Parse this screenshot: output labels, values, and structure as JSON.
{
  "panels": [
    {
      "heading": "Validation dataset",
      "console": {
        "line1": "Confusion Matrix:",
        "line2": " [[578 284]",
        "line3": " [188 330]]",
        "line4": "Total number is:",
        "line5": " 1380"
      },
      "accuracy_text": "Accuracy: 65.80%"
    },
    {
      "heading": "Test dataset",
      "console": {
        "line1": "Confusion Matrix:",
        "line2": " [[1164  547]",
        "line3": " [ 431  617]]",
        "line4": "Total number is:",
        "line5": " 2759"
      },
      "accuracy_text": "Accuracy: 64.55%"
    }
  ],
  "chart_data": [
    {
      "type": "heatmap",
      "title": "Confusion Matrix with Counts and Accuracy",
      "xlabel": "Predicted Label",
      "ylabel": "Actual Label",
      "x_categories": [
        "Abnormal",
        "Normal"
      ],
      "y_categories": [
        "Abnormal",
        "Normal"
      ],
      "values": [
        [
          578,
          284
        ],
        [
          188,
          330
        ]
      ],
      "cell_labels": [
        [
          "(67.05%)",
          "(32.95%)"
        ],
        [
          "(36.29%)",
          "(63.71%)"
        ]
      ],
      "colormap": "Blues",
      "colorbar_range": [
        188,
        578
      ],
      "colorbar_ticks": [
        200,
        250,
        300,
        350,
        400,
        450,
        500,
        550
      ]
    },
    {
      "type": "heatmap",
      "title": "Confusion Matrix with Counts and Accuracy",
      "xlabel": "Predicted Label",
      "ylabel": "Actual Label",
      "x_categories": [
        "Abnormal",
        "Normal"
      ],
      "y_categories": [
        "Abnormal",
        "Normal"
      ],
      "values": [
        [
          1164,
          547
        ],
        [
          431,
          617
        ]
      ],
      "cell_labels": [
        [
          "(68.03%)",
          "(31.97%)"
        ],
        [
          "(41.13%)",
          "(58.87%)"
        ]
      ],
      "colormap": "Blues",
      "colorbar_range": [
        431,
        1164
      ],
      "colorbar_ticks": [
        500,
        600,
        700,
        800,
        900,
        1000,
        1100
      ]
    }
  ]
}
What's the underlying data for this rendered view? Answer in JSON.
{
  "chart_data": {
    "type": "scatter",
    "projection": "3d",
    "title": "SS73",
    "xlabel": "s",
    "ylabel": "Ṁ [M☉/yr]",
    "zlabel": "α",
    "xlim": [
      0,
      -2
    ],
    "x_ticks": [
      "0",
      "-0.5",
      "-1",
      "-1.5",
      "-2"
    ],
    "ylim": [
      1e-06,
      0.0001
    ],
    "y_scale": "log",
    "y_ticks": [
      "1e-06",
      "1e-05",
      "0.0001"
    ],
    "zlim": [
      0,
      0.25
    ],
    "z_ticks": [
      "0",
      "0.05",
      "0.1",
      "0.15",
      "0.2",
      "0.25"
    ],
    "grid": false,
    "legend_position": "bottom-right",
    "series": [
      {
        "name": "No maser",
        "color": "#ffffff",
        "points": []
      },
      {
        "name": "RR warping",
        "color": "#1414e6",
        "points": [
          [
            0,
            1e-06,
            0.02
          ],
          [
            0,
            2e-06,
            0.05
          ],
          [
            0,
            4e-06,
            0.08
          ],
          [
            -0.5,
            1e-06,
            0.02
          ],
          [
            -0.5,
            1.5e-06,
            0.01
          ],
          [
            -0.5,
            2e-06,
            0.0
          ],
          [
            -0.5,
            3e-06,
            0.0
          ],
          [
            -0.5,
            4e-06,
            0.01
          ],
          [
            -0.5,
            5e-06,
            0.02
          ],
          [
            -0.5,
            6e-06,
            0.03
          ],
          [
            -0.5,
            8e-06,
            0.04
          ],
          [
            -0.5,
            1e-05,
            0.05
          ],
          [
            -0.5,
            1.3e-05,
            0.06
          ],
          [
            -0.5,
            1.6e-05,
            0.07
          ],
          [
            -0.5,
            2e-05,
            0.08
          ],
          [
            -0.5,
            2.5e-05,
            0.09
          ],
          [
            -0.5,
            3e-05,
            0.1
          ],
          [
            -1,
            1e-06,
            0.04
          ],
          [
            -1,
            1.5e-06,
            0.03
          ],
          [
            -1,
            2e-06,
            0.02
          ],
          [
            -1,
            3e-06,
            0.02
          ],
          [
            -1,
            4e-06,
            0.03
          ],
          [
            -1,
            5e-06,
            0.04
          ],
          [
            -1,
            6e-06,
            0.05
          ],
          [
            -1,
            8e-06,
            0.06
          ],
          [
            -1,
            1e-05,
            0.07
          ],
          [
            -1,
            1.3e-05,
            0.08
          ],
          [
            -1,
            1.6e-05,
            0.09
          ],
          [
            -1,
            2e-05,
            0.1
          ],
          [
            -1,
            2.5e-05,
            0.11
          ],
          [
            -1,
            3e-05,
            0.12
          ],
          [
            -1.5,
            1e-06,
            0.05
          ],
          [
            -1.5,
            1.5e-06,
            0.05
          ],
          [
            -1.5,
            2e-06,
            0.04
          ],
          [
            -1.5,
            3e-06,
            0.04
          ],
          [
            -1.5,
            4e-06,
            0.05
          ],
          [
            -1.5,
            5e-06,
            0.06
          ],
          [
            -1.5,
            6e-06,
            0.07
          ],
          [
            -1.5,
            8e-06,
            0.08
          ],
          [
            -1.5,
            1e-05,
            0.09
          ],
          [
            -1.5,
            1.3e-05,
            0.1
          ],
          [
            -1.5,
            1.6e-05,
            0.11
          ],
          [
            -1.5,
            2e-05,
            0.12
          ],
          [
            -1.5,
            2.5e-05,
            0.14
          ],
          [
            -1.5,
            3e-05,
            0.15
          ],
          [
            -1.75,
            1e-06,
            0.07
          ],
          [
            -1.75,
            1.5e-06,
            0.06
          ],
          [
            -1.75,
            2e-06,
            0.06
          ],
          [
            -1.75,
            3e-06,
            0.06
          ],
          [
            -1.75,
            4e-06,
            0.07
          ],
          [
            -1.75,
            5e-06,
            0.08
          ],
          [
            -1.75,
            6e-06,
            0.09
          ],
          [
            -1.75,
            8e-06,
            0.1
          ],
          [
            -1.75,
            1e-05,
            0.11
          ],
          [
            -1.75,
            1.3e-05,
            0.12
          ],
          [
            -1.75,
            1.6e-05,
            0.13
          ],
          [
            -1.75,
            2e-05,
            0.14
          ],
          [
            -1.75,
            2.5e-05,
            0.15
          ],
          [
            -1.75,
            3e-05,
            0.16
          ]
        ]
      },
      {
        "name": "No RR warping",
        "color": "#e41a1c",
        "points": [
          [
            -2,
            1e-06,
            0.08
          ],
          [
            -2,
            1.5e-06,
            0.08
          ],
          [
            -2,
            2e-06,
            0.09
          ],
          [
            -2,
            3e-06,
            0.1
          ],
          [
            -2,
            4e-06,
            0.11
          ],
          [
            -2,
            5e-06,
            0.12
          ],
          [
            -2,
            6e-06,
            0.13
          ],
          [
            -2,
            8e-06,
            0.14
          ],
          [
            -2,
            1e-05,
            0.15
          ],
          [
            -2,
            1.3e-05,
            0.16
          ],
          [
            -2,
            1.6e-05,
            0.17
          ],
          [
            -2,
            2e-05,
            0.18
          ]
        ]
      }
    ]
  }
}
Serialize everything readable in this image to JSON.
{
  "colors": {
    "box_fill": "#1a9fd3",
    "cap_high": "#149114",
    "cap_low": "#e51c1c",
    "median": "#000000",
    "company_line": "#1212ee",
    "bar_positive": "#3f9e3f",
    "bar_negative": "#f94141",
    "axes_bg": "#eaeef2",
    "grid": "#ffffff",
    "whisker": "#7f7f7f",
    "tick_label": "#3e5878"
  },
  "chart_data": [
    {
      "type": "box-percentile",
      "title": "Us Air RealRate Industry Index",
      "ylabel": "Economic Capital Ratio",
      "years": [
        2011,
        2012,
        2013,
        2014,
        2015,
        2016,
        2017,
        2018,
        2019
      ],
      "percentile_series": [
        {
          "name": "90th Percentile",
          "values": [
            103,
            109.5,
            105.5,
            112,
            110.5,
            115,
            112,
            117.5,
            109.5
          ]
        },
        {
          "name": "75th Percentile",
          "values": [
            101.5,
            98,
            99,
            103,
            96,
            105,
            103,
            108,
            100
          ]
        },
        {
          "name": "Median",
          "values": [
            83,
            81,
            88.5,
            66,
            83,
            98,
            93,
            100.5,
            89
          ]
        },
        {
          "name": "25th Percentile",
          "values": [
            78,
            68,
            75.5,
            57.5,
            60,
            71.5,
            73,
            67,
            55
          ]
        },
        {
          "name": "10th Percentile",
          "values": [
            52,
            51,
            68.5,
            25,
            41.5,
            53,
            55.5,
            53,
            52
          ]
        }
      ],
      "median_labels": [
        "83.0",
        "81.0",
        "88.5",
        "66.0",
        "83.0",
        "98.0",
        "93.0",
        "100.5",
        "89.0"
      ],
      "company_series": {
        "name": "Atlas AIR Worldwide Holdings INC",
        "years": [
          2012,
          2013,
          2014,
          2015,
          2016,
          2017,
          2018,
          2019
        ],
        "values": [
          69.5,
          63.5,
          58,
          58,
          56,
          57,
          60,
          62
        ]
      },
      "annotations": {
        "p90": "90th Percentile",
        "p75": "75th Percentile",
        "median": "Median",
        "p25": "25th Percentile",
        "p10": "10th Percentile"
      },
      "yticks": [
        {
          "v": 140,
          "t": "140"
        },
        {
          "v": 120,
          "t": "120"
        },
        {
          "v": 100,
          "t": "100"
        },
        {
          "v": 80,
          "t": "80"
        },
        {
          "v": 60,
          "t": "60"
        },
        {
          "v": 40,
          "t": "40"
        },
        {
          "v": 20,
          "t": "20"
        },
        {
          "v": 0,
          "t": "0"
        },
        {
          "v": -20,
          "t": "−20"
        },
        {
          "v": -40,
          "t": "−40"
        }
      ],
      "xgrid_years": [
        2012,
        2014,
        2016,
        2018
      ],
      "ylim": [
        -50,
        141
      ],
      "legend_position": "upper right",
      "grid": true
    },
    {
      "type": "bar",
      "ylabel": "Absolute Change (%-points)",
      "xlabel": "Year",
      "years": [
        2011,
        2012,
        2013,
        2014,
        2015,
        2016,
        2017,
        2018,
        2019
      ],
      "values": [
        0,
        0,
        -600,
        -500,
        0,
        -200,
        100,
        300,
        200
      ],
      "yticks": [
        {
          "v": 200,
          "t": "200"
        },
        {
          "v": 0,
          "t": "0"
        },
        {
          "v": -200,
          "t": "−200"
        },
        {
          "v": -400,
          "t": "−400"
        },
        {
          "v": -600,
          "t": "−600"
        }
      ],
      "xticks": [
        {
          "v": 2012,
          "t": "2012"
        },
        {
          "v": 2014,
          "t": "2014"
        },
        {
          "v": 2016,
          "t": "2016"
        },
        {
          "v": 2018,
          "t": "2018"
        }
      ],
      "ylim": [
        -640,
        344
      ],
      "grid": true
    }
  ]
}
▬▬▬▬▬▬▬▬▬▬
Select and copy every line of the listing with the word "this".

Parse this screenshot: output labels, values, and structure as JSON.
What's the underlying data for this rendered view? Answer in JSON.
Serialize everything readable in this image to JSON.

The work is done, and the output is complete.